START
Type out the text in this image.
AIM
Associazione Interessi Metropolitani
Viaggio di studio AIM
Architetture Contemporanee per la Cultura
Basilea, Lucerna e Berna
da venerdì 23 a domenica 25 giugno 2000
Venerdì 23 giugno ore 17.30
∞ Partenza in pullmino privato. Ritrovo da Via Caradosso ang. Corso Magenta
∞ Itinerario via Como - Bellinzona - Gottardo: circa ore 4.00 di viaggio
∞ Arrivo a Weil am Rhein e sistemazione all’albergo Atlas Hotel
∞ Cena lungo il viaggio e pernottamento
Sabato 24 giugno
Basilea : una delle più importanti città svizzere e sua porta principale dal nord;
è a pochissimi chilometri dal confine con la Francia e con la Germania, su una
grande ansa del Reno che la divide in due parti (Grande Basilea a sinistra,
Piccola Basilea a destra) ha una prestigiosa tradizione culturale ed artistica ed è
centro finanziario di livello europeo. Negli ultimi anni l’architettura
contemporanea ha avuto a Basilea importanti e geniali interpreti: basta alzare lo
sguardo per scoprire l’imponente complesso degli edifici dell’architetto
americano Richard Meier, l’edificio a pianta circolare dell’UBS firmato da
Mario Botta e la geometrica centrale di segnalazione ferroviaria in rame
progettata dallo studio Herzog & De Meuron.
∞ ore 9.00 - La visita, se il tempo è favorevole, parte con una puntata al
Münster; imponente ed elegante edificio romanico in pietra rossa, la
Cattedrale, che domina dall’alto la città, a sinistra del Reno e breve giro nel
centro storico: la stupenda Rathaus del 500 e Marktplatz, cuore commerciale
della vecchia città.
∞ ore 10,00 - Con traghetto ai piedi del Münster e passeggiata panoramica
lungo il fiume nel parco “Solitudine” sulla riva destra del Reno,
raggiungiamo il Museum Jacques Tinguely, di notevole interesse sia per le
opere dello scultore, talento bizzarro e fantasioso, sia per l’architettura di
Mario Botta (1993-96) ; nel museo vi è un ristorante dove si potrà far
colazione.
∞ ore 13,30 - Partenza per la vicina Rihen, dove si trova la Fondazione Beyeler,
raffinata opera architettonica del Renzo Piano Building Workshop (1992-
END
→ **What to produce**: Track down every line holding the string "studio" and copy it.

→ **Exercise output**:
Viaggio di studio AIM
progettata dallo studio Herzog & De Meuron.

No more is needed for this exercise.